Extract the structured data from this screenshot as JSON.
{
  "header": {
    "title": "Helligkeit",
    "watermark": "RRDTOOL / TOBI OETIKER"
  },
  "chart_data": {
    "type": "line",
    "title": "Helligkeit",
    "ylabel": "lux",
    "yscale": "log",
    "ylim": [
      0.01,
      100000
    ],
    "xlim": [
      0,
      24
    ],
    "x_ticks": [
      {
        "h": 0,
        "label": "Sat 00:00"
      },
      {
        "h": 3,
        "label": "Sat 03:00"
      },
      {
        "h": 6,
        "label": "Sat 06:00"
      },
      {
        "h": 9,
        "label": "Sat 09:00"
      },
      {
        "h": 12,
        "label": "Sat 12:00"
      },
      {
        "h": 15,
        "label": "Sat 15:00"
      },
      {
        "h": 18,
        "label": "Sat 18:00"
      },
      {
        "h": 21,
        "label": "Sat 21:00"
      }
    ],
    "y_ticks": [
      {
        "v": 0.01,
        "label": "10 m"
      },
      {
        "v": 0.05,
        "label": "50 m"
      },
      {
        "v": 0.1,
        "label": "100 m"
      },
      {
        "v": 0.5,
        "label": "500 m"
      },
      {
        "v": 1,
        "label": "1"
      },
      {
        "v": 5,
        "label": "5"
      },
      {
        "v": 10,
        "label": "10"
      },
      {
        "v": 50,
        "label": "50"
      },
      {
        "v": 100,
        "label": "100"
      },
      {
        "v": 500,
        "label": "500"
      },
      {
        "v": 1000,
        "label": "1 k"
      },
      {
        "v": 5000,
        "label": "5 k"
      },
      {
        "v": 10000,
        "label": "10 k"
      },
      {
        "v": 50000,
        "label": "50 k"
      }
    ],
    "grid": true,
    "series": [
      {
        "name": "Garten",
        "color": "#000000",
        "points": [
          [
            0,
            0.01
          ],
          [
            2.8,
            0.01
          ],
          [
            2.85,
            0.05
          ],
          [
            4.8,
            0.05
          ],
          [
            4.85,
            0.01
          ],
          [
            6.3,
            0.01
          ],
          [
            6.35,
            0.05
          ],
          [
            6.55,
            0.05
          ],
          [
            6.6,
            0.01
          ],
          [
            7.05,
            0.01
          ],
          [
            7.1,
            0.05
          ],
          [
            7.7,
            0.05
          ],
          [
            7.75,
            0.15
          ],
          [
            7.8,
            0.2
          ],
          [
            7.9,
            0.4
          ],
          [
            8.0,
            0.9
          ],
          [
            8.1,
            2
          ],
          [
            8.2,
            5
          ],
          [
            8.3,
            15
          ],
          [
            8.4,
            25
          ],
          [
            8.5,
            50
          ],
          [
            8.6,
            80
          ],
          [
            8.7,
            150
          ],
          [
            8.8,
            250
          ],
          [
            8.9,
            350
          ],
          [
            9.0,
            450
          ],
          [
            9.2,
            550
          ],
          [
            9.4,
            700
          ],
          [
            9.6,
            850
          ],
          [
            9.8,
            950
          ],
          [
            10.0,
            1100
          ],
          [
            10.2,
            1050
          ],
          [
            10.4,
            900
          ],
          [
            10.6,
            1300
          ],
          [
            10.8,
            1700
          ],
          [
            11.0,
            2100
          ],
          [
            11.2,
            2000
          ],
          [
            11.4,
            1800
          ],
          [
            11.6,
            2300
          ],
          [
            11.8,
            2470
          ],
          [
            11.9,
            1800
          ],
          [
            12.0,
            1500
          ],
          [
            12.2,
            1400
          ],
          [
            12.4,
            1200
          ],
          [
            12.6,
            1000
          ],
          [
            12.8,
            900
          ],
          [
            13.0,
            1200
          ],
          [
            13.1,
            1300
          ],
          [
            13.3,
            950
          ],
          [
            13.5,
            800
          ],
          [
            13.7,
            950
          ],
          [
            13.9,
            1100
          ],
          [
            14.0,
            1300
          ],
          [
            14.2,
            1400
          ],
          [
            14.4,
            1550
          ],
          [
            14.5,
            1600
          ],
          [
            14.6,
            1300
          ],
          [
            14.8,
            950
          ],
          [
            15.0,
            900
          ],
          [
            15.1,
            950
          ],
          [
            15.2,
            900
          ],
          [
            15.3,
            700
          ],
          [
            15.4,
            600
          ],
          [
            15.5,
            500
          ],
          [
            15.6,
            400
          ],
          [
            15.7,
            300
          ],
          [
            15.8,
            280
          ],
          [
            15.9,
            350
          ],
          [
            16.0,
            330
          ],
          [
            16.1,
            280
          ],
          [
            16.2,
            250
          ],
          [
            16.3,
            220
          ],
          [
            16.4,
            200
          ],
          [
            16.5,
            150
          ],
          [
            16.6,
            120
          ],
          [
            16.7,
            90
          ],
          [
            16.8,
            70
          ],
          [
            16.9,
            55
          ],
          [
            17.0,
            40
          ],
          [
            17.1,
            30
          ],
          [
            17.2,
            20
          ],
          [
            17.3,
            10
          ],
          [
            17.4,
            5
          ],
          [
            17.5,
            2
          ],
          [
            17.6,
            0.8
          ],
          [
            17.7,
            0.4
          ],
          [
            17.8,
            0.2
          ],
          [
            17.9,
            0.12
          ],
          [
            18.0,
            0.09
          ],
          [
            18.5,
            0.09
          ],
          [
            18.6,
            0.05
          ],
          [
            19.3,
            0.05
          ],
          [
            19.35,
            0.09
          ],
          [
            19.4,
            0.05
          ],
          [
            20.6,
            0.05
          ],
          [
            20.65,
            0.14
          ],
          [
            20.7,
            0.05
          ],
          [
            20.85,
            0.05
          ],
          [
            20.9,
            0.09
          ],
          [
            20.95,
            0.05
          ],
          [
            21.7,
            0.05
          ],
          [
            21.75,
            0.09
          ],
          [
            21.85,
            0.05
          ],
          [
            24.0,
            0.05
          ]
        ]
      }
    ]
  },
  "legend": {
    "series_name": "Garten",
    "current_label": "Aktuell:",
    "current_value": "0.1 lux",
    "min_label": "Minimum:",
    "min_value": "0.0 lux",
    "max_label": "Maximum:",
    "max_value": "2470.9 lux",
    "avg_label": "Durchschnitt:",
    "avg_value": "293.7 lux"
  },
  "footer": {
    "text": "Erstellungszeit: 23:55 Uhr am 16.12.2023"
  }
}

Written instruction: Reproduce the records above exactly.

Result:
Extract the structured data from this screenshot as JSON.
{
  "header": {
    "title": "Helligkeit",
    "watermark": "RRDTOOL / TOBI OETIKER"
  },
  "chart_data": {
    "type": "line",
    "title": "Helligkeit",
    "ylabel": "lux",
    "yscale": "log",
    "ylim": [
      0.01,
      100000
    ],
    "xlim": [
      0,
      24
    ],
    "x_ticks": [
      {
        "h": 0,
        "label": "Sat 00:00"
      },
      {
        "h": 3,
        "label": "Sat 03:00"
      },
      {
        "h": 6,
        "label": "Sat 06:00"
      },
      {
        "h": 9,
        "label": "Sat 09:00"
      },
      {
        "h": 12,
        "label": "Sat 12:00"
      },
      {
        "h": 15,
        "label": "Sat 15:00"
      },
      {
        "h": 18,
        "label": "Sat 18:00"
      },
      {
        "h": 21,
        "label": "Sat 21:00"
      }
    ],
    "y_ticks": [
      {
        "v": 0.01,
        "label": "10 m"
      },
      {
        "v": 0.05,
        "label": "50 m"
      },
      {
        "v": 0.1,
        "label": "100 m"
      },
      {
        "v": 0.5,
        "label": "500 m"
      },
      {
        "v": 1,
        "label": "1"
      },
      {
        "v": 5,
        "label": "5"
      },
      {
        "v": 10,
        "label": "10"
      },
      {
        "v": 50,
        "label": "50"
      },
      {
        "v": 100,
        "label": "100"
      },
      {
        "v": 500,
        "label": "500"
      },
      {
        "v": 1000,
        "label": "1 k"
      },
      {
        "v": 5000,
        "label": "5 k"
      },
      {
        "v": 10000,
        "label": "10 k"
      },
      {
        "v": 50000,
        "label": "50 k"
      }
    ],
    "grid": true,
    "series": [
      {
        "name": "Garten",
        "color": "#000000",
        "points": [
          [
            0,
            0.01
          ],
          [
            2.8,
            0.01
          ],
          [
            2.85,
            0.05
          ],
          [
            4.8,
            0.05
          ],
          [
            4.85,
            0.01
          ],
          [
            6.3,
            0.01
          ],
          [
            6.35,
            0.05
          ],
          [
            6.55,
            0.05
          ],
          [
            6.6,
            0.01
          ],
          [
            7.05,
            0.01
          ],
          [
            7.1,
            0.05
          ],
          [
            7.7,
            0.05
          ],
          [
            7.75,
            0.15
          ],
          [
            7.8,
            0.2
          ],
          [
            7.9,
            0.4
          ],
          [
            8.0,
            0.9
          ],
          [
            8.1,
            2
          ],
          [
            8.2,
            5
          ],
          [
            8.3,
            15
          ],
          [
            8.4,
            25
          ],
          [
            8.5,
            50
          ],
          [
            8.6,
            80
          ],
          [
            8.7,
            150
          ],
          [
            8.8,
            250
          ],
          [
            8.9,
            350
          ],
          [
            9.0,
            450
          ],
          [
            9.2,
            550
          ],
          [
            9.4,
            700
          ],
          [
            9.6,
            850
          ],
          [
            9.8,
            950
          ],
          [
            10.0,
            1100
          ],
          [
            10.2,
            1050
          ],
          [
            10.4,
            900
          ],
          [
            10.6,
            1300
          ],
          [
            10.8,
            1700
          ],
          [
            11.0,
            2100
          ],
          [
            11.2,
            2000
          ],
          [
            11.4,
            1800
          ],
          [
            11.6,
            2300
          ],
          [
            11.8,
            2470
          ],
          [
            11.9,
            1800
          ],
          [
            12.0,
            1500
          ],
          [
            12.2,
            1400
          ],
          [
            12.4,
            1200
          ],
          [
            12.6,
            1000
          ],
          [
            12.8,
            900
          ],
          [
            13.0,
            1200
          ],
          [
            13.1,
            1300
          ],
          [
            13.3,
            950
          ],
          [
            13.5,
            800
          ],
          [
            13.7,
            950
          ],
          [
            13.9,
            1100
          ],
          [
            14.0,
            1300
          ],
          [
            14.2,
            1400
          ],
          [
            14.4,
            1550
          ],
          [
            14.5,
            1600
          ],
          [
            14.6,
            1300
          ],
          [
            14.8,
            950
          ],
          [
            15.0,
            900
          ],
          [
            15.1,
            950
          ],
          [
            15.2,
            900
          ],
          [
            15.3,
            700
          ],
          [
            15.4,
            600
          ],
          [
            15.5,
            500
          ],
          [
            15.6,
            400
          ],
          [
            15.7,
            300
          ],
          [
            15.8,
            280
          ],
          [
            15.9,
            350
          ],
          [
            16.0,
            330
          ],
          [
            16.1,
            280
          ],
          [
            16.2,
            250
          ],
          [
            16.3,
            220
          ],
          [
            16.4,
            200
          ],
          [
            16.5,
            150
          ],
          [
            16.6,
            120
          ],
          [
            16.7,
            90
          ],
          [
            16.8,
            70
          ],
          [
            16.9,
            55
          ],
          [
            17.0,
            40
          ],
          [
            17.1,
            30
          ],
          [
            17.2,
            20
          ],
          [
            17.3,
            10
          ],
          [
            17.4,
            5
          ],
          [
            17.5,
            2
          ],
          [
            17.6,
            0.8
          ],
          [
            17.7,
            0.4
          ],
          [
            17.8,
            0.2
          ],
          [
            17.9,
            0.12
          ],
          [
            18.0,
            0.09
          ],
          [
            18.5,
            0.09
          ],
          [
            18.6,
            0.05
          ],
          [
            19.3,
            0.05
          ],
          [
            19.35,
            0.09
          ],
          [
            19.4,
            0.05
          ],
          [
            20.6,
            0.05
          ],
          [
            20.65,
            0.14
          ],
          [
            20.7,
            0.05
          ],
          [
            20.85,
            0.05
          ],
          [
            20.9,
            0.09
          ],
          [
            20.95,
            0.05
          ],
          [
            21.7,
            0.05
          ],
          [
            21.75,
            0.09
          ],
          [
            21.85,
            0.05
          ],
          [
            24.0,
            0.05
          ]
        ]
      }
    ]
  },
  "legend": {
    "series_name": "Garten",
    "current_label": "Aktuell:",
    "current_value": "0.1 lux",
    "min_label": "Minimum:",
    "min_value": "0.0 lux",
    "max_label": "Maximum:",
    "max_value": "2470.9 lux",
    "avg_label": "Durchschnitt:",
    "avg_value": "293.7 lux"
  },
  "footer": {
    "text": "Erstellungszeit: 23:55 Uhr am 16.12.2023"
  }
}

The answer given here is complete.